- _DESCRIPTION OF THE TASK_: Output every line of the records below as a JSON list of strings, with one string per line and any blank lines omitted.

Bounding box annotations:
_ _ _
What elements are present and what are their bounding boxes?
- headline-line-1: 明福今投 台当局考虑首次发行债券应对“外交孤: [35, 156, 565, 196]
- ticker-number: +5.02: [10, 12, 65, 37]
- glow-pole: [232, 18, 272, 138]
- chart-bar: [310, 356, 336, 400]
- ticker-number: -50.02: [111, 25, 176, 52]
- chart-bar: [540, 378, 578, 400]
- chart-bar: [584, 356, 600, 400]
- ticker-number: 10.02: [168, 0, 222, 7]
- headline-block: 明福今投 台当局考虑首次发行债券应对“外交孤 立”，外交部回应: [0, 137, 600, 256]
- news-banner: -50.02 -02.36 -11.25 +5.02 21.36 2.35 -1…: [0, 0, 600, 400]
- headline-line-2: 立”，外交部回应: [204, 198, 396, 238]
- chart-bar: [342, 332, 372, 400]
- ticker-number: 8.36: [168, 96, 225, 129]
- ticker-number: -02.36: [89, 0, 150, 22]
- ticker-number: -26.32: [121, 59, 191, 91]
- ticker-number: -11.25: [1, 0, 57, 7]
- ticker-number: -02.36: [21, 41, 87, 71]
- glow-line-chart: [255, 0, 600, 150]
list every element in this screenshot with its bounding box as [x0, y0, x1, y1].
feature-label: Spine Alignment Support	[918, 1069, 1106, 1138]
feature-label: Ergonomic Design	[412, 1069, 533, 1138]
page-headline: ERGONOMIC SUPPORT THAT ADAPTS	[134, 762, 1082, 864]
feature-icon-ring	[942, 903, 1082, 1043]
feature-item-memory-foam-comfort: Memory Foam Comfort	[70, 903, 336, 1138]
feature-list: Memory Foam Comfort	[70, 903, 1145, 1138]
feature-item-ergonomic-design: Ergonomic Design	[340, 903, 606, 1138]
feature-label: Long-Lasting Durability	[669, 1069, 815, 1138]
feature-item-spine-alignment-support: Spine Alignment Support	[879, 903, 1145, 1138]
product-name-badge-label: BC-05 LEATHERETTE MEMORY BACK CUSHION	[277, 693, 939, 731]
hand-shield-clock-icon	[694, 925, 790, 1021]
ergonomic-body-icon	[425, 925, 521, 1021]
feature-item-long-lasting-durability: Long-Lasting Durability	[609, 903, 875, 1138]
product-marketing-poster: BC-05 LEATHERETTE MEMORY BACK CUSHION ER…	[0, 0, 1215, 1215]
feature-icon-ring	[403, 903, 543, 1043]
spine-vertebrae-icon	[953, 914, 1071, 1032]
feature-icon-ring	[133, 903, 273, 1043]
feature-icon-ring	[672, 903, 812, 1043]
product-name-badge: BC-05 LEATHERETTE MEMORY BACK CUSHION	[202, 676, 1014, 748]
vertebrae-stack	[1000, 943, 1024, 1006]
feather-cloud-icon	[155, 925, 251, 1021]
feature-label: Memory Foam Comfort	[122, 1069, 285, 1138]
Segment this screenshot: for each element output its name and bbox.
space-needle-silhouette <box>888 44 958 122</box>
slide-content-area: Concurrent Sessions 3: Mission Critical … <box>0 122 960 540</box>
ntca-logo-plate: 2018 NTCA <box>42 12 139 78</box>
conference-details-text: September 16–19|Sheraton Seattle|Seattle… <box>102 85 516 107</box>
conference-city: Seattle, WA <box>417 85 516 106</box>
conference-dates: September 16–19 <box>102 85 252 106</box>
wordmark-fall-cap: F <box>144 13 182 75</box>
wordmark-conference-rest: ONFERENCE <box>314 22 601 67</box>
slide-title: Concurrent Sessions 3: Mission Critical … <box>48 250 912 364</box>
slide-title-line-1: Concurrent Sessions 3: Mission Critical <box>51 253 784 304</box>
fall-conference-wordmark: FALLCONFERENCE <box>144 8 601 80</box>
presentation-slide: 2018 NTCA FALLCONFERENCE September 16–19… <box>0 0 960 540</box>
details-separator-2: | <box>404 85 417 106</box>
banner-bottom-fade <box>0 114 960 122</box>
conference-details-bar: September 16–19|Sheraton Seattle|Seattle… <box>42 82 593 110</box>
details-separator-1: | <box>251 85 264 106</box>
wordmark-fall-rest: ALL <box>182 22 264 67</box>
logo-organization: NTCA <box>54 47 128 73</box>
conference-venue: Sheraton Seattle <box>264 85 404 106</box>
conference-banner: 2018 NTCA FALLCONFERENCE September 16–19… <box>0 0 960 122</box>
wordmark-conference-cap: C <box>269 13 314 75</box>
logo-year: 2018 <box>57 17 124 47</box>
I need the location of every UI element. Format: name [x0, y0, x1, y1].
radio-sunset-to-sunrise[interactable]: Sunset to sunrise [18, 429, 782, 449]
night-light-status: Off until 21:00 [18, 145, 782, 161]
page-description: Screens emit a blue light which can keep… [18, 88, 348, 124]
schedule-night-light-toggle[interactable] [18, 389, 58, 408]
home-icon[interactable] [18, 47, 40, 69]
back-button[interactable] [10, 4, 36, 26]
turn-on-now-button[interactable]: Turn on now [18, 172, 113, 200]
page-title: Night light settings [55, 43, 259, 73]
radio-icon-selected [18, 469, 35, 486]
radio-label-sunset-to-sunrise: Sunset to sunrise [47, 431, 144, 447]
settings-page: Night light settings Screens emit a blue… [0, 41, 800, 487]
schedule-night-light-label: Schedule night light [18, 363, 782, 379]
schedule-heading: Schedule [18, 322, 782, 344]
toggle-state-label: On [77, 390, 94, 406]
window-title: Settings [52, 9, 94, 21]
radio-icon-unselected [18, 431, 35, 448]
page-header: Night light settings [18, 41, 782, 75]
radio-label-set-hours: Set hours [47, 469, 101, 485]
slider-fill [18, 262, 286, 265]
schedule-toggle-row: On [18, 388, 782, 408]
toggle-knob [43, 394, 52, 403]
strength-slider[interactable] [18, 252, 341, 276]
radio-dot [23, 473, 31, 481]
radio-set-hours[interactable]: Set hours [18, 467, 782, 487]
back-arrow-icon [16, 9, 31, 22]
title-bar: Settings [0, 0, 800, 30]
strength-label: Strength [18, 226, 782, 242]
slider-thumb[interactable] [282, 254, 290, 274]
_ _ _
- _THE COMPLETED TASK_:
[
  "What elements are present and what are their bounding boxes?",
  "- headline-line-1: 明福今投 台当局考虑首次发行债券应对“外交孤: [35, 156, 565, 196]",
  "- ticker-number: +5.02: [10, 12, 65, 37]",
  "- glow-pole: [232, 18, 272, 138]",
  "- chart-bar: [310, 356, 336, 400]",
  "- ticker-number: -50.02: [111, 25, 176, 52]",
  "- chart-bar: [540, 378, 578, 400]",
  "- chart-bar: [584, 356, 600, 400]",
  "- ticker-number: 10.02: [168, 0, 222, 7]",
  "- headline-block: 明福今投 台当局考虑首次发行债券应对“外交孤 立”，外交部回应: [0, 137, 600, 256]",
  "- news-banner: -50.02 -02.36 -11.25 +5.02 21.36 2.35 -1…: [0, 0, 600, 400]",
  "- headline-line-2: 立”，外交部回应: [204, 198, 396, 238]",
  "- chart-bar: [342, 332, 372, 400]",
  "- ticker-number: 8.36: [168, 96, 225, 129]",
  "- ticker-number: -02.36: [89, 0, 150, 22]",
  "- ticker-number: -26.32: [121, 59, 191, 91]",
  "- ticker-number: -11.25: [1, 0, 57, 7]",
  "- ticker-number: -02.36: [21, 41, 87, 71]",
  "- glow-line-chart: [255, 0, 600, 150]",
  "list every element in this screenshot with its bounding box as [x0, y0, x1, y1].",
  "feature-label: Spine Alignment Support\t[918, 1069, 1106, 1138]",
  "feature-label: Ergonomic Design\t[412, 1069, 533, 1138]",
  "page-headline: ERGONOMIC SUPPORT THAT ADAPTS\t[134, 762, 1082, 864]",
  "feature-icon-ring\t[942, 903, 1082, 1043]",
  "feature-item-memory-foam-comfort: Memory Foam Comfort\t[70, 903, 336, 1138]",
  "feature-list: Memory Foam Comfort\t[70, 903, 1145, 1138]",
  "feature-item-ergonomic-design: Ergonomic Design\t[340, 903, 606, 1138]",
  "feature-label: Long-Lasting Durability\t[669, 1069, 815, 1138]",
  "feature-item-spine-alignment-support: Spine Alignment Support\t[879, 903, 1145, 1138]",
  "product-name-badge-label: BC-05 LEATHERETTE MEMORY BACK CUSHION\t[277, 693, 939, 731]",
  "hand-shield-clock-icon\t[694, 925, 790, 1021]",
  "ergonomic-body-icon\t[425, 925, 521, 1021]",
  "feature-item-long-lasting-durability: Long-Lasting Durability\t[609, 903, 875, 1138]",
  "product-marketing-poster: BC-05 LEATHERETTE MEMORY BACK CUSHION ER…\t[0, 0, 1215, 1215]",
  "feature-icon-ring\t[403, 903, 543, 1043]",
  "spine-vertebrae-icon\t[953, 914, 1071, 1032]",
  "feature-icon-ring\t[133, 903, 273, 1043]",
  "feature-icon-ring\t[672, 903, 812, 1043]",
  "product-name-badge: BC-05 LEATHERETTE MEMORY BACK CUSHION\t[202, 676, 1014, 748]",
  "vertebrae-stack\t[1000, 943, 1024, 1006]",
  "feather-cloud-icon\t[155, 925, 251, 1021]",
  "feature-label: Memory Foam Comfort\t[122, 1069, 285, 1138]",
  "Segment this screenshot: for each element output its name and bbox.",
  "space-needle-silhouette <box>888 44 958 122</box>",
  "slide-content-area: Concurrent Sessions 3: Mission Critical … <box>0 122 960 540</box>",
  "ntca-logo-plate: 2018 NTCA <box>42 12 139 78</box>",
  "conference-details-text: September 16–19|Sheraton Seattle|Seattle… <box>102 85 516 107</box>",
  "conference-city: Seattle, WA <box>417 85 516 106</box>",
  "conference-dates: September 16–19 <box>102 85 252 106</box>",
  "wordmark-fall-cap: F <box>144 13 182 75</box>",
  "wordmark-conference-rest: ONFERENCE <box>314 22 601 67</box>",
  "slide-title: Concurrent Sessions 3: Mission Critical … <box>48 250 912 364</box>",
  "slide-title-line-1: Concurrent Sessions 3: Mission Critical <box>51 253 784 304</box>",
  "fall-conference-wordmark: FALLCONFERENCE <box>144 8 601 80</box>",
  "presentation-slide: 2018 NTCA FALLCONFERENCE September 16–19… <box>0 0 960 540</box>",
  "details-separator-2: | <box>404 85 417 106</box>",
  "banner-bottom-fade <box>0 114 960 122</box>",
  "conference-details-bar: September 16–19|Sheraton Seattle|Seattle… <box>42 82 593 110</box>",
  "details-separator-1: | <box>251 85 264 106</box>",
  "wordmark-fall-rest: ALL <box>182 22 264 67</box>",
  "logo-organization: NTCA <box>54 47 128 73</box>",
  "conference-venue: Sheraton Seattle <box>264 85 404 106</box>",
  "conference-banner: 2018 NTCA FALLCONFERENCE September 16–19… <box>0 0 960 122</box>",
  "wordmark-conference-cap: C <box>269 13 314 75</box>",
  "logo-year: 2018 <box>57 17 124 47</box>",
  "I need the location of every UI element. Format: name [x0, y0, x1, y1].",
  "radio-sunset-to-sunrise[interactable]: Sunset to sunrise [18, 429, 782, 449]",
  "night-light-status: Off until 21:00 [18, 145, 782, 161]",
  "page-description: Screens emit a blue light which can keep… [18, 88, 348, 124]",
  "schedule-night-light-toggle[interactable] [18, 389, 58, 408]",
  "home-icon[interactable] [18, 47, 40, 69]",
  "back-button[interactable] [10, 4, 36, 26]",
  "turn-on-now-button[interactable]: Turn on now [18, 172, 113, 200]",
  "page-title: Night light settings [55, 43, 259, 73]",
  "radio-icon-selected [18, 469, 35, 486]",
  "radio-label-sunset-to-sunrise: Sunset to sunrise [47, 431, 144, 447]",
  "settings-page: Night light settings Screens emit a blue… [0, 41, 800, 487]",
  "schedule-night-light-label: Schedule night light [18, 363, 782, 379]",
  "schedule-heading: Schedule [18, 322, 782, 344]",
  "toggle-state-label: On [77, 390, 94, 406]",
  "window-title: Settings [52, 9, 94, 21]",
  "radio-icon-unselected [18, 431, 35, 448]",
  "page-header: Night light settings [18, 41, 782, 75]",
  "radio-label-set-hours: Set hours [47, 469, 101, 485]",
  "slider-fill [18, 262, 286, 265]",
  "schedule-toggle-row: On [18, 388, 782, 408]",
  "toggle-knob [43, 394, 52, 403]",
  "strength-slider[interactable] [18, 252, 341, 276]",
  "radio-dot [23, 473, 31, 481]",
  "radio-set-hours[interactable]: Set hours [18, 467, 782, 487]",
  "back-arrow-icon [16, 9, 31, 22]",
  "title-bar: Settings [0, 0, 800, 30]",
  "strength-label: Strength [18, 226, 782, 242]",
  "slider-thumb[interactable] [282, 254, 290, 274]"
]